__Task directions__. Scan the data. Collect each line that contains the word "действия".

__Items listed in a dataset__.
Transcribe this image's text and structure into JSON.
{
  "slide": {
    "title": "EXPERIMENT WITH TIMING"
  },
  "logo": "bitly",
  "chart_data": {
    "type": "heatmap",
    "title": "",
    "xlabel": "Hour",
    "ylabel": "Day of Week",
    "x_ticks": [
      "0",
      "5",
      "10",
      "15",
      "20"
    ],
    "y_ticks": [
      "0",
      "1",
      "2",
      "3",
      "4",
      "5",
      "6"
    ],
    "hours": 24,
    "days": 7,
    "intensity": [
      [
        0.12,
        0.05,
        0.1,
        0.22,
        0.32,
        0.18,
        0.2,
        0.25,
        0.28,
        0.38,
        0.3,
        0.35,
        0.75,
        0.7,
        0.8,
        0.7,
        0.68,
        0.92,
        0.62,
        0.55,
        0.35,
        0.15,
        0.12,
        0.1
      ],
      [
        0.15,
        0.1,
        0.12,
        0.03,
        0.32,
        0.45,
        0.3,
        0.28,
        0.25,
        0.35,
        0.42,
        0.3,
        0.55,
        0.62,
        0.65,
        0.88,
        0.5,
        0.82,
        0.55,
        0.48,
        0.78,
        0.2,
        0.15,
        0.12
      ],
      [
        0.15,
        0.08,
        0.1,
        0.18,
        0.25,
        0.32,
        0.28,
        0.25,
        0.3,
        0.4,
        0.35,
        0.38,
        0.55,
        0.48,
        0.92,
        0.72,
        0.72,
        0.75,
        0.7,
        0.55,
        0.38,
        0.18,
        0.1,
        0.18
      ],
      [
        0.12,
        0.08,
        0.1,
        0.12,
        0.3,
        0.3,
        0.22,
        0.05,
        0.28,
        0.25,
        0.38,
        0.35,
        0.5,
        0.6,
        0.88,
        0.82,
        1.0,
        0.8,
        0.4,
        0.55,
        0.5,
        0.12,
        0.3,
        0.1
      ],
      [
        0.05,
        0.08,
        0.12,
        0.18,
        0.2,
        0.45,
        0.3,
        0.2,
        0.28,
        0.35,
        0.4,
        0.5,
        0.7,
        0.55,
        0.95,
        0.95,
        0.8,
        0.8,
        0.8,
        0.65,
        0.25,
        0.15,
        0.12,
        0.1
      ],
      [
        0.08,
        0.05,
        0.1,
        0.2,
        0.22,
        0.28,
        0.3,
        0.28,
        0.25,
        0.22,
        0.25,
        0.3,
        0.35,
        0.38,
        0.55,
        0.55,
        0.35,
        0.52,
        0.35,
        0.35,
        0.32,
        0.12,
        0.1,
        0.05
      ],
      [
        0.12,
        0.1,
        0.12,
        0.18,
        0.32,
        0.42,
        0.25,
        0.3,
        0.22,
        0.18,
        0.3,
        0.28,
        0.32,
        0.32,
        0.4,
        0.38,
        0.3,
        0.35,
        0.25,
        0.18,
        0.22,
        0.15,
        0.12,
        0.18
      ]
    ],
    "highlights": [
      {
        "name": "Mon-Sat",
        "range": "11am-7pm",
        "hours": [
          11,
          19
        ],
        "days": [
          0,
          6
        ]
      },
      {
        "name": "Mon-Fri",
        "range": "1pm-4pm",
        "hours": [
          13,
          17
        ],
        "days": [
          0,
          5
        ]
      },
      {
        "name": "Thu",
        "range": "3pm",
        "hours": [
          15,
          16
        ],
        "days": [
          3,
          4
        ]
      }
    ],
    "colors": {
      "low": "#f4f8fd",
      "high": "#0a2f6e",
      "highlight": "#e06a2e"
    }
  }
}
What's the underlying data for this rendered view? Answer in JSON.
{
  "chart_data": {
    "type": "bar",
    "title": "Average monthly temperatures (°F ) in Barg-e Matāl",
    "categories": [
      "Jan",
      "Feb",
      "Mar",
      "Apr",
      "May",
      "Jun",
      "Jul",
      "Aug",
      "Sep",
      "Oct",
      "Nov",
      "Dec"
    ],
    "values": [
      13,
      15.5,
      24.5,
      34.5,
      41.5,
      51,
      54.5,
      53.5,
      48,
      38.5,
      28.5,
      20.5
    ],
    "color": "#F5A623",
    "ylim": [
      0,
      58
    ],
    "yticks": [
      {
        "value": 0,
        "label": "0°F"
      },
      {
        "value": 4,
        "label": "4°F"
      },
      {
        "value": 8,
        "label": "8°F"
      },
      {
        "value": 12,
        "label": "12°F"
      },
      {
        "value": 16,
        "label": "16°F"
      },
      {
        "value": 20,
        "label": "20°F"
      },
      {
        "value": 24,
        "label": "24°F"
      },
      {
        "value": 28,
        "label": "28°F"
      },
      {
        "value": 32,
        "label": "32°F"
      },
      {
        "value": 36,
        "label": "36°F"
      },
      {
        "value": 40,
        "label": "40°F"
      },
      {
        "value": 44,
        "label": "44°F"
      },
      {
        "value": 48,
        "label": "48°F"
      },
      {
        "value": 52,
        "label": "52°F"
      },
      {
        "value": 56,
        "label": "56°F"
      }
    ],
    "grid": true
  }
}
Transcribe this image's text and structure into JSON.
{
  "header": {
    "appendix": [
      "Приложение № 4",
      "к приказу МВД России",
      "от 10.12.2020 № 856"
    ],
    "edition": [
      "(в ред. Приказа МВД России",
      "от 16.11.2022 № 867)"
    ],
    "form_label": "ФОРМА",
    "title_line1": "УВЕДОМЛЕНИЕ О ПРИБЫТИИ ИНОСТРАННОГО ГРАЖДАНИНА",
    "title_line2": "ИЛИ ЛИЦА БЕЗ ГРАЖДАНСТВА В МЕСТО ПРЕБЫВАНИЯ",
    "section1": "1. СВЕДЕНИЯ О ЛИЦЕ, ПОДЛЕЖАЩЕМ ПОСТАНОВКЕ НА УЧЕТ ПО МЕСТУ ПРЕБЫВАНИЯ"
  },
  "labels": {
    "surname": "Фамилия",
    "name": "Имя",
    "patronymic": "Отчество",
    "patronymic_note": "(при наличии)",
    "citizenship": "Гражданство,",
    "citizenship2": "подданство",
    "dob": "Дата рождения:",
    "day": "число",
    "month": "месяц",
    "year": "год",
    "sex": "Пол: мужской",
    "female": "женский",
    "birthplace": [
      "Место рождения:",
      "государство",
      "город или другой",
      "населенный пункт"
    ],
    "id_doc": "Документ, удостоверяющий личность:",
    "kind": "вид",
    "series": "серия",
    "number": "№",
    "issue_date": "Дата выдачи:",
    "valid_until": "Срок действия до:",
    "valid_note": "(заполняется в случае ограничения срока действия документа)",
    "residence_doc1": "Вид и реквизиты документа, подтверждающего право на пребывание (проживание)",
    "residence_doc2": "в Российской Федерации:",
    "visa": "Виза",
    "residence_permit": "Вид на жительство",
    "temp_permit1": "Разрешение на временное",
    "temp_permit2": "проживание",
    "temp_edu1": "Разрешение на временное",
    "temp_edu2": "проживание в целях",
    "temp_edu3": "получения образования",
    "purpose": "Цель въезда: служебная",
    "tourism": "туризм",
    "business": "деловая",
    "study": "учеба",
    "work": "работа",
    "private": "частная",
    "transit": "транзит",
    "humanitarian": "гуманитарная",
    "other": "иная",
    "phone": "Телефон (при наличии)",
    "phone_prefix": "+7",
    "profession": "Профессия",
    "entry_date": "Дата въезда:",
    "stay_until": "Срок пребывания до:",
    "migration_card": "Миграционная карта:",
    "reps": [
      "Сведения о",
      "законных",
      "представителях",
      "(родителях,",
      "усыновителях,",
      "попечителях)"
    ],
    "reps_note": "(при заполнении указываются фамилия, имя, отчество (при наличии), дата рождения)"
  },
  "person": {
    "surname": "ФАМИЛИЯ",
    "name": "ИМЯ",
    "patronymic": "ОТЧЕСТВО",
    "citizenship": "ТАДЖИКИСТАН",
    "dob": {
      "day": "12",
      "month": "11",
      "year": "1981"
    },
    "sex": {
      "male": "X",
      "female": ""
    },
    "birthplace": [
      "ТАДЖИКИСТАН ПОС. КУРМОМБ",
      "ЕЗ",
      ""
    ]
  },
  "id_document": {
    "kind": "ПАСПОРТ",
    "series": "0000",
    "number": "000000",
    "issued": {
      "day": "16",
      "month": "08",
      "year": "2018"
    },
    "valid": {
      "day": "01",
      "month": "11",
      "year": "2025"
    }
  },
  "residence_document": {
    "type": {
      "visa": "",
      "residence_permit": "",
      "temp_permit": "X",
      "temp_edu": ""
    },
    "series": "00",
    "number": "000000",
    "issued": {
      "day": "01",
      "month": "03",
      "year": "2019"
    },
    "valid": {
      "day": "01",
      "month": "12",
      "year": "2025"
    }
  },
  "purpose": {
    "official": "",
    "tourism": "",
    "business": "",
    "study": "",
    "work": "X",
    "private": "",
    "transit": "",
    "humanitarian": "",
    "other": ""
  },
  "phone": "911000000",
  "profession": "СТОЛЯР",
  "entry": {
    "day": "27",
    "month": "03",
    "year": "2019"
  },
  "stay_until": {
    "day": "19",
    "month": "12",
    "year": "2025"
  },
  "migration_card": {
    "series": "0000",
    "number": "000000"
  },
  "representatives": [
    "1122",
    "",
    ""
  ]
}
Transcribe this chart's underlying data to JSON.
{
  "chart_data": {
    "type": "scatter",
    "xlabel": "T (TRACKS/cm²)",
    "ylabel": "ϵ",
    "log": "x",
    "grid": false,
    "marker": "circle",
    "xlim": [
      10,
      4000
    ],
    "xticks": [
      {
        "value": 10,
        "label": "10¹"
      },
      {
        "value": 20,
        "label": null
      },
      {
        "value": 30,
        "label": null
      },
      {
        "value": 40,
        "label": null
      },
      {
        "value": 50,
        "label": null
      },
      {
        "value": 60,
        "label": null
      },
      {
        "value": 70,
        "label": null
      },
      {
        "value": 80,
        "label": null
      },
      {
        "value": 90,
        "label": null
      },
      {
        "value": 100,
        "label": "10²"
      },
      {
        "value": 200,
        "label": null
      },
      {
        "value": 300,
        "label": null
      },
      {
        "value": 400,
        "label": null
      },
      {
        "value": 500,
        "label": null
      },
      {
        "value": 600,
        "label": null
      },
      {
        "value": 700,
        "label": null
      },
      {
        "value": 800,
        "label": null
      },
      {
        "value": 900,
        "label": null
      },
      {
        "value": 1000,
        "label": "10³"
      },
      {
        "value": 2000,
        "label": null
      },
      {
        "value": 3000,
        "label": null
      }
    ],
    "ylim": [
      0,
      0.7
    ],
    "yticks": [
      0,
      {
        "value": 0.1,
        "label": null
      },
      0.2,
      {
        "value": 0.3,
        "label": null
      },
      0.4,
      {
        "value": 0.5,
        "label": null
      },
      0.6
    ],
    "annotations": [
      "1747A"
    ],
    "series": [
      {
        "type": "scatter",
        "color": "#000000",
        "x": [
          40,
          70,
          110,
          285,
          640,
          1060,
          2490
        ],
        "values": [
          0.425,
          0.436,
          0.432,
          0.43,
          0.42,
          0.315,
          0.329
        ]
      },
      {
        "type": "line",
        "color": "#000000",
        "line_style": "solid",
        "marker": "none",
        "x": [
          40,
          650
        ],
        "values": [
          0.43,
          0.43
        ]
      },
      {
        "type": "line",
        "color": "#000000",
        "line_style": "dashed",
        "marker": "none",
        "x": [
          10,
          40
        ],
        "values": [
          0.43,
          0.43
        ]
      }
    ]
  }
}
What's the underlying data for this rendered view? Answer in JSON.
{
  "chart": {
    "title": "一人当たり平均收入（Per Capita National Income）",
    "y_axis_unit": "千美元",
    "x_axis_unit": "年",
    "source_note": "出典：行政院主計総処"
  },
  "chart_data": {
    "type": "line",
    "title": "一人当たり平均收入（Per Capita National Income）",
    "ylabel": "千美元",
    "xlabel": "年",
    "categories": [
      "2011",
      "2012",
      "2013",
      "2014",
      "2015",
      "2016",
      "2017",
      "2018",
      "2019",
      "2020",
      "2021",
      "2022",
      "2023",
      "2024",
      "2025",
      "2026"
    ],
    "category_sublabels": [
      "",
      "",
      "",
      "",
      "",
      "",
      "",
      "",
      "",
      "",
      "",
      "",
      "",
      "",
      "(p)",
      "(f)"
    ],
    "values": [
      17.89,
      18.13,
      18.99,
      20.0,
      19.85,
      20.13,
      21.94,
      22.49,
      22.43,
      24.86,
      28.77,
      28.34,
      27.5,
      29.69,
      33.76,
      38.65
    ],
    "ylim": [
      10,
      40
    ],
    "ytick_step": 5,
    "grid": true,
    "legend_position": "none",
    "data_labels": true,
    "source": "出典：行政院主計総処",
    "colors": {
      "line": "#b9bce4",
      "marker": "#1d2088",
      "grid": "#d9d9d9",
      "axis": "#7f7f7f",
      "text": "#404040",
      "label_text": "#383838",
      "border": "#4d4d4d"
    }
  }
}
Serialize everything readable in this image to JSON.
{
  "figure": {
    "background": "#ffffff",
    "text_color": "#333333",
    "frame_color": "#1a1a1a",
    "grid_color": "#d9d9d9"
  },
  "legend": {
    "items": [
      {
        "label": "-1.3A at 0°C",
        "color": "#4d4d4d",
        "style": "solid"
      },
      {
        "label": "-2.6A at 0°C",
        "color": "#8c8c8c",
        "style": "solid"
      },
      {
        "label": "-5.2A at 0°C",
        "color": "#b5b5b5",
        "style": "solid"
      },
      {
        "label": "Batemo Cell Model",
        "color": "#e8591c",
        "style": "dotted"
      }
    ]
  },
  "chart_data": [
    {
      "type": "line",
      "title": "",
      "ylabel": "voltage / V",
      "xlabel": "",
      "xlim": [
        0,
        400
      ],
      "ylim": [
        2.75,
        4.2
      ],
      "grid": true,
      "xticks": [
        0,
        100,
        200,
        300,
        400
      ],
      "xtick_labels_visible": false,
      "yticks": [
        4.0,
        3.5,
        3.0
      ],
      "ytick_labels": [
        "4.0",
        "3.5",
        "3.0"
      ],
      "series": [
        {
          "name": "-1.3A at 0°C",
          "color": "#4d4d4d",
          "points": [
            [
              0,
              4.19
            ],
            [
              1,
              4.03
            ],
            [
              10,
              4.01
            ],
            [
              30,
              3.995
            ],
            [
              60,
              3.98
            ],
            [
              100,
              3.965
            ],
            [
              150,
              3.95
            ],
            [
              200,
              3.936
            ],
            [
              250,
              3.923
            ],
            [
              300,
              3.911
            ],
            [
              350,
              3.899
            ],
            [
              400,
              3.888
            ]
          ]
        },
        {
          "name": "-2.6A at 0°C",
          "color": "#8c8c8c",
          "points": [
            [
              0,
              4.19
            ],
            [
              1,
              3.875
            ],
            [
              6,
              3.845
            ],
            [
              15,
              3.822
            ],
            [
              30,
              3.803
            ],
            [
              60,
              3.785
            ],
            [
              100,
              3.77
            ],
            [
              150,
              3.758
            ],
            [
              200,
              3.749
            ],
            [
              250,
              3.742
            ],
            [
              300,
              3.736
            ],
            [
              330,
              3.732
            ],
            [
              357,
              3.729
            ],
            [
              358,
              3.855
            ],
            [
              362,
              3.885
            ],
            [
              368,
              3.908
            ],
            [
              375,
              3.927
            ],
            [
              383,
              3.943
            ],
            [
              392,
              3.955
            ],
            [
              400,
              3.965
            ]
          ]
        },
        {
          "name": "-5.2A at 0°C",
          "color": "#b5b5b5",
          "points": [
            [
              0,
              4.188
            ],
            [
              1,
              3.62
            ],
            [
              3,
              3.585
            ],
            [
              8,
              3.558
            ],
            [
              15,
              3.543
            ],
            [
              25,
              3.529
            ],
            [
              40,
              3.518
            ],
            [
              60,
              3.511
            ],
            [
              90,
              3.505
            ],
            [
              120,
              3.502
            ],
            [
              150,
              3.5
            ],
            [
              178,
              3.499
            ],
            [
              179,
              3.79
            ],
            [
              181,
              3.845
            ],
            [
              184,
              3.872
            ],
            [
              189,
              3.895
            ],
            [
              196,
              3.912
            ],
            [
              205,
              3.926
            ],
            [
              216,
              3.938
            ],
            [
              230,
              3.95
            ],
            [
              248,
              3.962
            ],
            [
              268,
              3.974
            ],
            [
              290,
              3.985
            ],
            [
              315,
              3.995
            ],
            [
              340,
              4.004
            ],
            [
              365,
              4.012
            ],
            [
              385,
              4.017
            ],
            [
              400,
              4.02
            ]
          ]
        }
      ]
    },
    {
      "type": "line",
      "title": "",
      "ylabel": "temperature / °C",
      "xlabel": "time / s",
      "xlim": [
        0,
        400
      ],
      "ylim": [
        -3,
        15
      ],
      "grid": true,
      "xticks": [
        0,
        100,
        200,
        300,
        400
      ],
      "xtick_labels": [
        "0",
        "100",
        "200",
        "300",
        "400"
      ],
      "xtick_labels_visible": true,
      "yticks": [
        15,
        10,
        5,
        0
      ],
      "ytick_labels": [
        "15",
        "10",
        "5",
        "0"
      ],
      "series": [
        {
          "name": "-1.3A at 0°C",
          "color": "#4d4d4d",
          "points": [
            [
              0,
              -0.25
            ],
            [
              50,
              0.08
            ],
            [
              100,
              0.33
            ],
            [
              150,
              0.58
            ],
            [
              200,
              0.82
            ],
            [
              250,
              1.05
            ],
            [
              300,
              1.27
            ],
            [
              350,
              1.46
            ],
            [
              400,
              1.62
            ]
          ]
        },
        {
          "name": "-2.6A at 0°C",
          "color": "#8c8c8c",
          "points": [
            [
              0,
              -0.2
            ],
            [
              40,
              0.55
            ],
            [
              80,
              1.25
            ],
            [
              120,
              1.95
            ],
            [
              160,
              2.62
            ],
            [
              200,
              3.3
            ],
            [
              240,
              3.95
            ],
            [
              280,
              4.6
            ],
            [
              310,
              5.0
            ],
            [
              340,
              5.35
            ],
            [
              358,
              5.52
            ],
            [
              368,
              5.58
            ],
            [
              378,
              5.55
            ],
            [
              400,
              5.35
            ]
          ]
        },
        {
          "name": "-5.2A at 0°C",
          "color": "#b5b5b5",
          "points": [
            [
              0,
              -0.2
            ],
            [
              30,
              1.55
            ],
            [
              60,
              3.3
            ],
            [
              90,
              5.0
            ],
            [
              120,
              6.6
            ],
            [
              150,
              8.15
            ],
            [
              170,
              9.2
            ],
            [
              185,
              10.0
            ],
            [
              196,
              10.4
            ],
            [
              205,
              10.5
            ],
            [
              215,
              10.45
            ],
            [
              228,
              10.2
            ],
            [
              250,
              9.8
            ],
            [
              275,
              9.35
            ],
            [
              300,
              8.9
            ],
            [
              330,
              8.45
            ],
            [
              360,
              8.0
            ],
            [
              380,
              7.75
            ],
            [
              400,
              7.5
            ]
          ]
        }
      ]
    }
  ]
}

__Task output__.
    "valid_until": "Срок действия до:",
    "valid_note": "(заполняется в случае ограничения срока действия документа)",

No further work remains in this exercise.